::: Data shown

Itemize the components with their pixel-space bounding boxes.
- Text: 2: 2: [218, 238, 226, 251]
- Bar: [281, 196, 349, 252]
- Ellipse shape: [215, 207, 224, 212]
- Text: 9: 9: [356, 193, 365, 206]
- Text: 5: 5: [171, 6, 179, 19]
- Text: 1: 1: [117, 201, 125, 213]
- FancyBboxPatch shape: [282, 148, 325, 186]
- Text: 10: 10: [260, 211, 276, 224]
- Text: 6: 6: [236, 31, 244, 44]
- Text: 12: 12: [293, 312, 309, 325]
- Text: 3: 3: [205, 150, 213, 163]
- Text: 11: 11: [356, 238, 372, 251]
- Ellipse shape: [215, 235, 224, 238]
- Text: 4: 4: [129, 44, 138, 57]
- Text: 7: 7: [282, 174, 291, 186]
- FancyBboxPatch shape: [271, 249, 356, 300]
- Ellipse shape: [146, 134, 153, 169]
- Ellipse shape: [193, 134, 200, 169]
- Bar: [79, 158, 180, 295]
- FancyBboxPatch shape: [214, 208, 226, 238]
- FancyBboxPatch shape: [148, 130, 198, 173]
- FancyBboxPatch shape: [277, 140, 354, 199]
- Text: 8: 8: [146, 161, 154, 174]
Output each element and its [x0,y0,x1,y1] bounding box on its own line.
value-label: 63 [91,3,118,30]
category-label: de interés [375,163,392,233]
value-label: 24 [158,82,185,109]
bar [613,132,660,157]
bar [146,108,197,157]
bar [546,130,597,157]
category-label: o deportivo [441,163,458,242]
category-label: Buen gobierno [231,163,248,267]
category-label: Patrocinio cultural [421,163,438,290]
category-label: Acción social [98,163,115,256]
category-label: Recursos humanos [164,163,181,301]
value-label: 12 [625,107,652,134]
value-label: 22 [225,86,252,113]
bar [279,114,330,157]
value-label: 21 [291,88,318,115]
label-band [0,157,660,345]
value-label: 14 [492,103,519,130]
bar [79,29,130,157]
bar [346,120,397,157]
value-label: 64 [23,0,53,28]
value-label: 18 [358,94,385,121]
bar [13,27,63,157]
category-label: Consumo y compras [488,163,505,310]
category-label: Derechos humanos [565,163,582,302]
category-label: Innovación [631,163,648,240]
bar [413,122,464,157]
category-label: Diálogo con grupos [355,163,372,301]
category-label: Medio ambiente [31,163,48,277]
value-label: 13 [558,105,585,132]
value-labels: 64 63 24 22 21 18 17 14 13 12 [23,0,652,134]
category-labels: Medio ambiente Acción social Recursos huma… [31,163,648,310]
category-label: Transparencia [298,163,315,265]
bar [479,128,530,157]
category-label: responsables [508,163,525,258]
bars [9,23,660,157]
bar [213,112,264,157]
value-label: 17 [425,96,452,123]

::::::

- Required work: Retype everything from the start of the records down to the line containing "bar [413,122,464,157]", including that line.

- Task response:
Itemize the components with their pixel-space bounding boxes.
- Text: 2: 2: [218, 238, 226, 251]
- Bar: [281, 196, 349, 252]
- Ellipse shape: [215, 207, 224, 212]
- Text: 9: 9: [356, 193, 365, 206]
- Text: 5: 5: [171, 6, 179, 19]
- Text: 1: 1: [117, 201, 125, 213]
- FancyBboxPatch shape: [282, 148, 325, 186]
- Text: 10: 10: [260, 211, 276, 224]
- Text: 6: 6: [236, 31, 244, 44]
- Text: 12: 12: [293, 312, 309, 325]
- Text: 3: 3: [205, 150, 213, 163]
- Text: 11: 11: [356, 238, 372, 251]
- Ellipse shape: [215, 235, 224, 238]
- Text: 4: 4: [129, 44, 138, 57]
- Text: 7: 7: [282, 174, 291, 186]
- FancyBboxPatch shape: [271, 249, 356, 300]
- Ellipse shape: [146, 134, 153, 169]
- Ellipse shape: [193, 134, 200, 169]
- Bar: [79, 158, 180, 295]
- FancyBboxPatch shape: [214, 208, 226, 238]
- FancyBboxPatch shape: [148, 130, 198, 173]
- FancyBboxPatch shape: [277, 140, 354, 199]
- Text: 8: 8: [146, 161, 154, 174]
Output each element and its [x0,y0,x1,y1] bounding box on its own line.
value-label: 63 [91,3,118,30]
category-label: de interés [375,163,392,233]
value-label: 24 [158,82,185,109]
bar [613,132,660,157]
bar [146,108,197,157]
bar [546,130,597,157]
category-label: o deportivo [441,163,458,242]
category-label: Buen gobierno [231,163,248,267]
category-label: Patrocinio cultural [421,163,438,290]
category-label: Acción social [98,163,115,256]
category-label: Recursos humanos [164,163,181,301]
value-label: 12 [625,107,652,134]
value-label: 22 [225,86,252,113]
bar [279,114,330,157]
value-label: 21 [291,88,318,115]
label-band [0,157,660,345]
value-label: 14 [492,103,519,130]
bar [79,29,130,157]
bar [346,120,397,157]
value-label: 64 [23,0,53,28]
value-label: 18 [358,94,385,121]
bar [13,27,63,157]
category-label: Consumo y compras [488,163,505,310]
category-label: Derechos humanos [565,163,582,302]
category-label: Innovación [631,163,648,240]
bar [413,122,464,157]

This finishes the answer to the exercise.